* **Supplied data**
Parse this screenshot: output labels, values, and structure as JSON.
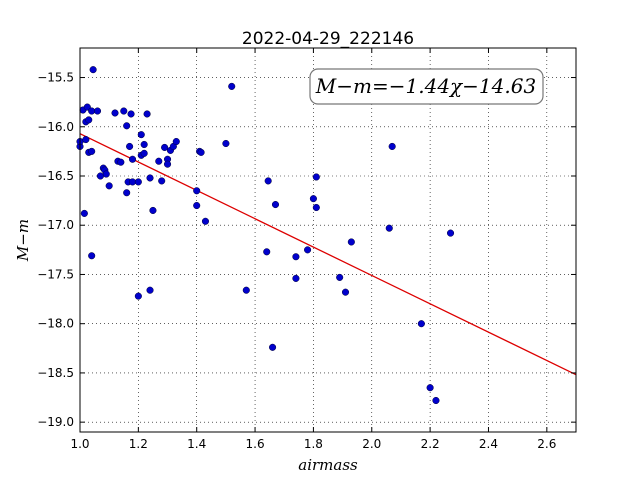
{
  "chart_data": {
    "type": "scatter",
    "title": "2022-04-29_222146",
    "xlabel": "airmass",
    "ylabel": "M−m",
    "xlim": [
      1.0,
      2.7
    ],
    "ylim": [
      -19.1,
      -15.2
    ],
    "x_ticks": [
      1.0,
      1.2,
      1.4,
      1.6,
      1.8,
      2.0,
      2.2,
      2.4,
      2.6
    ],
    "x_tick_labels": [
      "1.0",
      "1.2",
      "1.4",
      "1.6",
      "1.8",
      "2.0",
      "2.2",
      "2.4",
      "2.6"
    ],
    "y_ticks": [
      -15.5,
      -16.0,
      -16.5,
      -17.0,
      -17.5,
      -18.0,
      -18.5,
      -19.0
    ],
    "y_tick_labels": [
      "−15.5",
      "−16.0",
      "−16.5",
      "−17.0",
      "−17.5",
      "−18.0",
      "−18.5",
      "−19.0"
    ],
    "grid": true,
    "annotation": "M−m=−1.44χ−14.63",
    "fit": {
      "slope": -1.44,
      "intercept": -14.63,
      "x_range": [
        1.0,
        2.7
      ]
    },
    "colors": {
      "points": "#0000cc",
      "fit_line": "#dd0000"
    },
    "points": [
      [
        1.0,
        -16.2
      ],
      [
        1.0,
        -16.15
      ],
      [
        1.01,
        -15.83
      ],
      [
        1.015,
        -16.88
      ],
      [
        1.02,
        -15.95
      ],
      [
        1.02,
        -16.13
      ],
      [
        1.025,
        -15.8
      ],
      [
        1.03,
        -15.93
      ],
      [
        1.03,
        -16.26
      ],
      [
        1.04,
        -15.84
      ],
      [
        1.04,
        -16.25
      ],
      [
        1.04,
        -17.31
      ],
      [
        1.045,
        -15.42
      ],
      [
        1.06,
        -15.84
      ],
      [
        1.07,
        -16.5
      ],
      [
        1.08,
        -16.42
      ],
      [
        1.085,
        -16.44
      ],
      [
        1.09,
        -16.48
      ],
      [
        1.1,
        -16.6
      ],
      [
        1.12,
        -15.86
      ],
      [
        1.13,
        -16.35
      ],
      [
        1.14,
        -16.36
      ],
      [
        1.15,
        -15.84
      ],
      [
        1.16,
        -15.99
      ],
      [
        1.16,
        -16.67
      ],
      [
        1.165,
        -16.56
      ],
      [
        1.17,
        -16.2
      ],
      [
        1.175,
        -15.87
      ],
      [
        1.18,
        -16.56
      ],
      [
        1.18,
        -16.33
      ],
      [
        1.2,
        -16.56
      ],
      [
        1.2,
        -17.72
      ],
      [
        1.21,
        -16.08
      ],
      [
        1.21,
        -16.29
      ],
      [
        1.22,
        -16.27
      ],
      [
        1.22,
        -16.18
      ],
      [
        1.23,
        -15.87
      ],
      [
        1.24,
        -16.52
      ],
      [
        1.24,
        -17.66
      ],
      [
        1.25,
        -16.85
      ],
      [
        1.27,
        -16.35
      ],
      [
        1.28,
        -16.55
      ],
      [
        1.29,
        -16.21
      ],
      [
        1.3,
        -16.33
      ],
      [
        1.3,
        -16.38
      ],
      [
        1.31,
        -16.24
      ],
      [
        1.32,
        -16.2
      ],
      [
        1.33,
        -16.15
      ],
      [
        1.4,
        -16.65
      ],
      [
        1.4,
        -16.8
      ],
      [
        1.41,
        -16.25
      ],
      [
        1.415,
        -16.26
      ],
      [
        1.43,
        -16.96
      ],
      [
        1.5,
        -16.17
      ],
      [
        1.52,
        -15.59
      ],
      [
        1.57,
        -17.66
      ],
      [
        1.64,
        -17.27
      ],
      [
        1.645,
        -16.55
      ],
      [
        1.66,
        -18.24
      ],
      [
        1.67,
        -16.79
      ],
      [
        1.74,
        -17.32
      ],
      [
        1.74,
        -17.54
      ],
      [
        1.78,
        -17.25
      ],
      [
        1.8,
        -16.73
      ],
      [
        1.81,
        -16.51
      ],
      [
        1.81,
        -16.82
      ],
      [
        1.89,
        -17.53
      ],
      [
        1.91,
        -17.68
      ],
      [
        1.93,
        -17.17
      ],
      [
        2.06,
        -17.03
      ],
      [
        2.07,
        -16.2
      ],
      [
        2.17,
        -18.0
      ],
      [
        2.2,
        -18.65
      ],
      [
        2.22,
        -18.78
      ],
      [
        2.27,
        -17.08
      ]
    ]
  }
}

* **What to do**
Every line above should be repeated exactly; pictures stay out of the copy.

* **Result for this task**
Parse this screenshot: output labels, values, and structure as JSON.
{
  "chart_data": {
    "type": "scatter",
    "title": "2022-04-29_222146",
    "xlabel": "airmass",
    "ylabel": "M−m",
    "xlim": [
      1.0,
      2.7
    ],
    "ylim": [
      -19.1,
      -15.2
    ],
    "x_ticks": [
      1.0,
      1.2,
      1.4,
      1.6,
      1.8,
      2.0,
      2.2,
      2.4,
      2.6
    ],
    "x_tick_labels": [
      "1.0",
      "1.2",
      "1.4",
      "1.6",
      "1.8",
      "2.0",
      "2.2",
      "2.4",
      "2.6"
    ],
    "y_ticks": [
      -15.5,
      -16.0,
      -16.5,
      -17.0,
      -17.5,
      -18.0,
      -18.5,
      -19.0
    ],
    "y_tick_labels": [
      "−15.5",
      "−16.0",
      "−16.5",
      "−17.0",
      "−17.5",
      "−18.0",
      "−18.5",
      "−19.0"
    ],
    "grid": true,
    "annotation": "M−m=−1.44χ−14.63",
    "fit": {
      "slope": -1.44,
      "intercept": -14.63,
      "x_range": [
        1.0,
        2.7
      ]
    },
    "colors": {
      "points": "#0000cc",
      "fit_line": "#dd0000"
    },
    "points": [
      [
        1.0,
        -16.2
      ],
      [
        1.0,
        -16.15
      ],
      [
        1.01,
        -15.83
      ],
      [
        1.015,
        -16.88
      ],
      [
        1.02,
        -15.95
      ],
      [
        1.02,
        -16.13
      ],
      [
        1.025,
        -15.8
      ],
      [
        1.03,
        -15.93
      ],
      [
        1.03,
        -16.26
      ],
      [
        1.04,
        -15.84
      ],
      [
        1.04,
        -16.25
      ],
      [
        1.04,
        -17.31
      ],
      [
        1.045,
        -15.42
      ],
      [
        1.06,
        -15.84
      ],
      [
        1.07,
        -16.5
      ],
      [
        1.08,
        -16.42
      ],
      [
        1.085,
        -16.44
      ],
      [
        1.09,
        -16.48
      ],
      [
        1.1,
        -16.6
      ],
      [
        1.12,
        -15.86
      ],
      [
        1.13,
        -16.35
      ],
      [
        1.14,
        -16.36
      ],
      [
        1.15,
        -15.84
      ],
      [
        1.16,
        -15.99
      ],
      [
        1.16,
        -16.67
      ],
      [
        1.165,
        -16.56
      ],
      [
        1.17,
        -16.2
      ],
      [
        1.175,
        -15.87
      ],
      [
        1.18,
        -16.56
      ],
      [
        1.18,
        -16.33
      ],
      [
        1.2,
        -16.56
      ],
      [
        1.2,
        -17.72
      ],
      [
        1.21,
        -16.08
      ],
      [
        1.21,
        -16.29
      ],
      [
        1.22,
        -16.27
      ],
      [
        1.22,
        -16.18
      ],
      [
        1.23,
        -15.87
      ],
      [
        1.24,
        -16.52
      ],
      [
        1.24,
        -17.66
      ],
      [
        1.25,
        -16.85
      ],
      [
        1.27,
        -16.35
      ],
      [
        1.28,
        -16.55
      ],
      [
        1.29,
        -16.21
      ],
      [
        1.3,
        -16.33
      ],
      [
        1.3,
        -16.38
      ],
      [
        1.31,
        -16.24
      ],
      [
        1.32,
        -16.2
      ],
      [
        1.33,
        -16.15
      ],
      [
        1.4,
        -16.65
      ],
      [
        1.4,
        -16.8
      ],
      [
        1.41,
        -16.25
      ],
      [
        1.415,
        -16.26
      ],
      [
        1.43,
        -16.96
      ],
      [
        1.5,
        -16.17
      ],
      [
        1.52,
        -15.59
      ],
      [
        1.57,
        -17.66
      ],
      [
        1.64,
        -17.27
      ],
      [
        1.645,
        -16.55
      ],
      [
        1.66,
        -18.24
      ],
      [
        1.67,
        -16.79
      ],
      [
        1.74,
        -17.32
      ],
      [
        1.74,
        -17.54
      ],
      [
        1.78,
        -17.25
      ],
      [
        1.8,
        -16.73
      ],
      [
        1.81,
        -16.51
      ],
      [
        1.81,
        -16.82
      ],
      [
        1.89,
        -17.53
      ],
      [
        1.91,
        -17.68
      ],
      [
        1.93,
        -17.17
      ],
      [
        2.06,
        -17.03
      ],
      [
        2.07,
        -16.2
      ],
      [
        2.17,
        -18.0
      ],
      [
        2.2,
        -18.65
      ],
      [
        2.22,
        -18.78
      ],
      [
        2.27,
        -17.08
      ]
    ]
  }
}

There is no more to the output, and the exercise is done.